§ **Stated exercise**: Search the records for the word "Menu" and pick out every line that has it.

§ **Data for processing**:
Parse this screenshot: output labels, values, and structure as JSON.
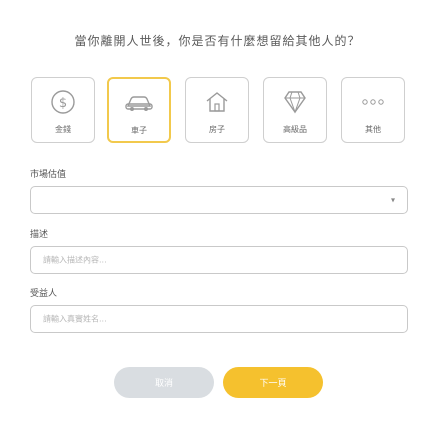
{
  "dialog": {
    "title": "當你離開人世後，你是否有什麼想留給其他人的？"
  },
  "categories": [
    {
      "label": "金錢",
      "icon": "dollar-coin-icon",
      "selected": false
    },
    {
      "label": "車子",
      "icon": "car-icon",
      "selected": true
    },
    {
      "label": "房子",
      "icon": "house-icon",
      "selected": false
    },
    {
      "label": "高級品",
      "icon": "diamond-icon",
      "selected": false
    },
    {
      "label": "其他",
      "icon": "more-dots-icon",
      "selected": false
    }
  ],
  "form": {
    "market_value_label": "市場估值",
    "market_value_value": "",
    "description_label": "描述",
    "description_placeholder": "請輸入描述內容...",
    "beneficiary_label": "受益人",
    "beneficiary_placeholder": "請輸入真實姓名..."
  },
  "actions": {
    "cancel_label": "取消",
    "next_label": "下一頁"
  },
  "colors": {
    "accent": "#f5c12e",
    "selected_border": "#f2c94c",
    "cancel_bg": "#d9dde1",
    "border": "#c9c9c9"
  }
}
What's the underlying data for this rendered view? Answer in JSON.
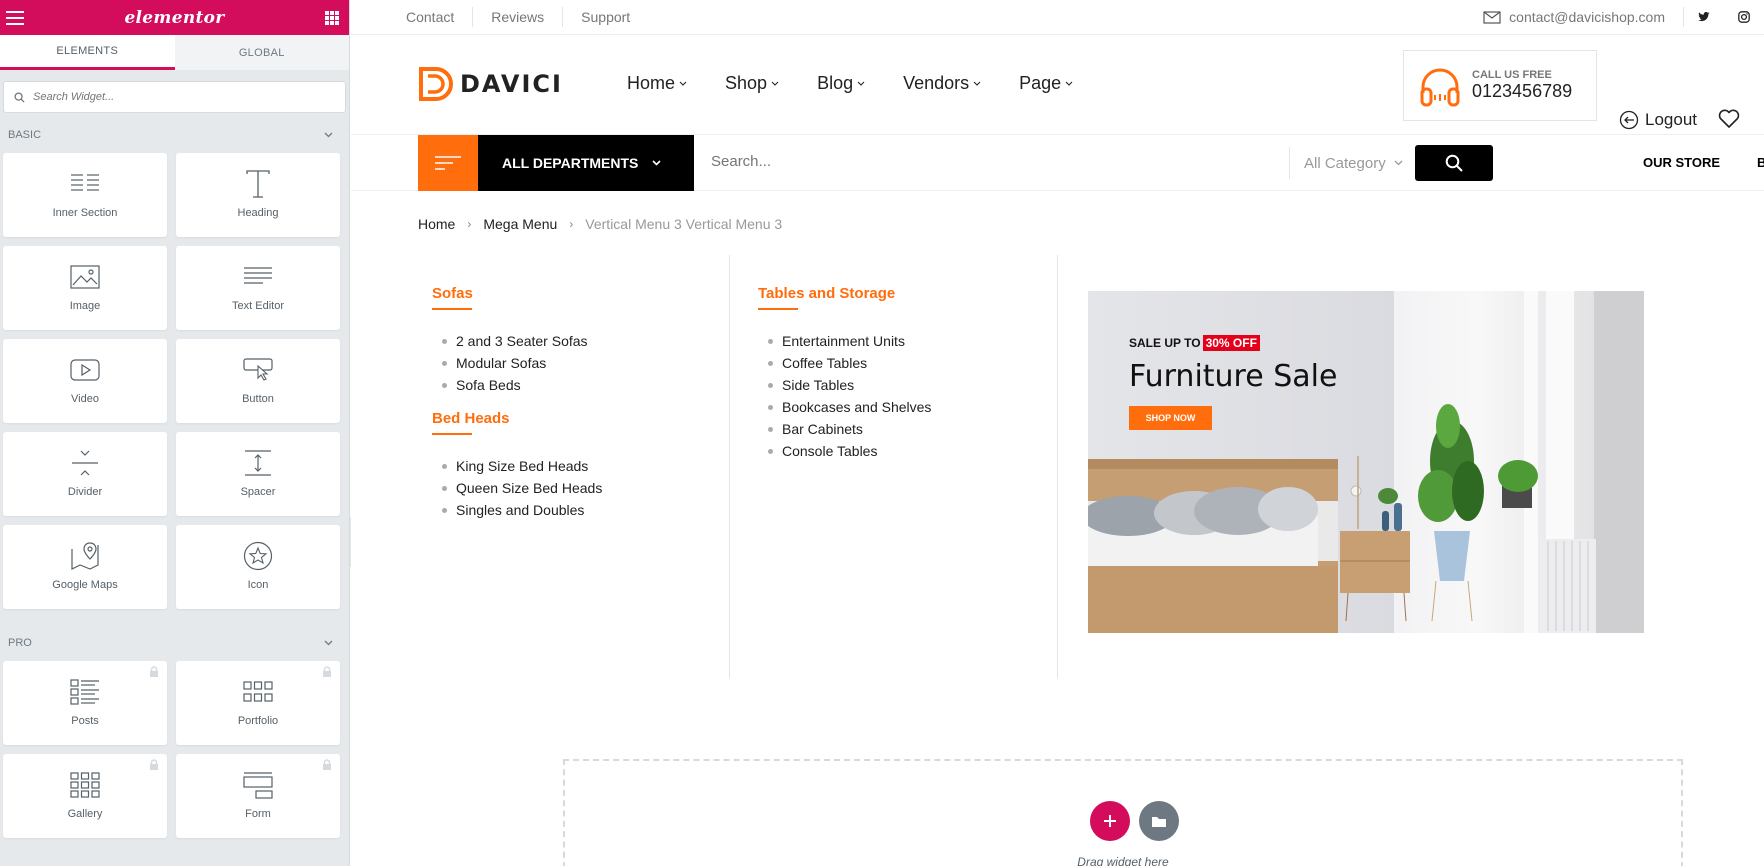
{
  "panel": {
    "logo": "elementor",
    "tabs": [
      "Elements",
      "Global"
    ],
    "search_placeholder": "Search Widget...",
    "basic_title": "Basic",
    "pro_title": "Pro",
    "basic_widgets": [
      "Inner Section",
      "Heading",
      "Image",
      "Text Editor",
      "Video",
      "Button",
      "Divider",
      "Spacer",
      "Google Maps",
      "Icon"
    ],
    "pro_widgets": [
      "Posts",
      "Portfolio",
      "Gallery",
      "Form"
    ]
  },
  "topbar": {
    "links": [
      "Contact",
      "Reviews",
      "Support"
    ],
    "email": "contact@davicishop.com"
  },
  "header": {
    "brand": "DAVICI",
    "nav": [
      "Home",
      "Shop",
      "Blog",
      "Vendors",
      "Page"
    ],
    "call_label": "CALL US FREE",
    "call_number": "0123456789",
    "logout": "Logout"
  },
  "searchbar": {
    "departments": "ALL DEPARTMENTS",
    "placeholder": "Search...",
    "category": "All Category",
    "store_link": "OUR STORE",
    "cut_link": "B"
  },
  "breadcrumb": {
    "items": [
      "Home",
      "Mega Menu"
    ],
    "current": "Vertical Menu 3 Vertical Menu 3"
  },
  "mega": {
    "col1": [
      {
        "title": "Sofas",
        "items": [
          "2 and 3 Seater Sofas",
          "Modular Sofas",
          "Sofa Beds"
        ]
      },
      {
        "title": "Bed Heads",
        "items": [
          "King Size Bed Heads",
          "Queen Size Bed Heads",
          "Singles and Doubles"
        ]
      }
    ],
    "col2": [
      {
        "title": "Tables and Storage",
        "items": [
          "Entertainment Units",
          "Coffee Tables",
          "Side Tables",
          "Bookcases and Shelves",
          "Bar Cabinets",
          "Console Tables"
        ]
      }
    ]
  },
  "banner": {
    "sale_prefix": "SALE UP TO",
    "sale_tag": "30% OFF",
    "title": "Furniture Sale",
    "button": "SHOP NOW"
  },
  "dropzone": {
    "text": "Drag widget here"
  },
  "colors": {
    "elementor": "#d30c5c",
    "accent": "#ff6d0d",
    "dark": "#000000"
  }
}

...

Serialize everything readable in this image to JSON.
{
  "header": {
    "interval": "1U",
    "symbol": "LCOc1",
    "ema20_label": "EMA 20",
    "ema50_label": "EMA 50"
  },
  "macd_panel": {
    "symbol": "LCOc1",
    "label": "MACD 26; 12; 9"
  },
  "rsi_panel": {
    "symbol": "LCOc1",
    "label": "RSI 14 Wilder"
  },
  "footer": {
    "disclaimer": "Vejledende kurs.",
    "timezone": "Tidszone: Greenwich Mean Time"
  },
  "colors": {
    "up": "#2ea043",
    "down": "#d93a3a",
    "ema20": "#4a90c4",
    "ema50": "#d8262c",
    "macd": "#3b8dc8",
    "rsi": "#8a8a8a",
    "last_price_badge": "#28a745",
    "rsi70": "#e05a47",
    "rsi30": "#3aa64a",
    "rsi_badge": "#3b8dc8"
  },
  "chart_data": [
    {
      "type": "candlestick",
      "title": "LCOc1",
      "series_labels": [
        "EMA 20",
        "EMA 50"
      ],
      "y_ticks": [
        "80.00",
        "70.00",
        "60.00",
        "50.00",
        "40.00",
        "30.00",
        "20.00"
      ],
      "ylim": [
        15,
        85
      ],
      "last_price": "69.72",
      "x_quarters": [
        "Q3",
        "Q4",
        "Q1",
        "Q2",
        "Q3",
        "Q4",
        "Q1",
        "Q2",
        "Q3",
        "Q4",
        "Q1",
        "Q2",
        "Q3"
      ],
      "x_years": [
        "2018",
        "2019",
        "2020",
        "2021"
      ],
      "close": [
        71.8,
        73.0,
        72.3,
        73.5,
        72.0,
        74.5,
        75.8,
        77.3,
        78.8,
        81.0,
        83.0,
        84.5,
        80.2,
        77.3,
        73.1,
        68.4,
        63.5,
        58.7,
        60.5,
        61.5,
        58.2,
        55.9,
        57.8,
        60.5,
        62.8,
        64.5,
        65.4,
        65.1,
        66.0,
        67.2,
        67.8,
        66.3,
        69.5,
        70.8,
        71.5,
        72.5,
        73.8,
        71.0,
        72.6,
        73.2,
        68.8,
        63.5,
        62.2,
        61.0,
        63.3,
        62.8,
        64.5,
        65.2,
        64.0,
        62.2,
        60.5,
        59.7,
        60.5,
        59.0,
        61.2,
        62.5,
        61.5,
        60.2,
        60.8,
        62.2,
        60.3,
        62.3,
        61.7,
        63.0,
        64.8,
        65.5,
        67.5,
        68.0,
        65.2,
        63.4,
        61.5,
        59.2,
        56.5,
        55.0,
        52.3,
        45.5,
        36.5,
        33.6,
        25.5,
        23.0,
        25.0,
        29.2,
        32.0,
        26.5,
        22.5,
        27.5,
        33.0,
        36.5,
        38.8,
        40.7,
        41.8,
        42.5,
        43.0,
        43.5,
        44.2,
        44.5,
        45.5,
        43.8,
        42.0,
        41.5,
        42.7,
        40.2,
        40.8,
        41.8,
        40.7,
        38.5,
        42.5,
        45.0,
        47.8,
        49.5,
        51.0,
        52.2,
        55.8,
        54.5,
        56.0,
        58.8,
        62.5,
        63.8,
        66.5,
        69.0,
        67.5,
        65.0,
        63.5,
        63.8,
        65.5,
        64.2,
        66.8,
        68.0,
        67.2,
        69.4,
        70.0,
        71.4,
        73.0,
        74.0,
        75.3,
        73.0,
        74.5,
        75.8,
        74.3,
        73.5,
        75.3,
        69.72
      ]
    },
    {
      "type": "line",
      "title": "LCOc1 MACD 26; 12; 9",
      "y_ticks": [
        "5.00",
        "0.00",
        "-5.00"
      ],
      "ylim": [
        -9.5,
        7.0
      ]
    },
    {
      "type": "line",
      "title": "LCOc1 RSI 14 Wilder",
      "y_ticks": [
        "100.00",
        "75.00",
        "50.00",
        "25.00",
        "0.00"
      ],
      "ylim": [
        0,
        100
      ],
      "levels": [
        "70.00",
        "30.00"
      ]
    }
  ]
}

§ **Written answer**:
      "Mega Menu"
    "current": "Vertical Menu 3 Vertical Menu 3"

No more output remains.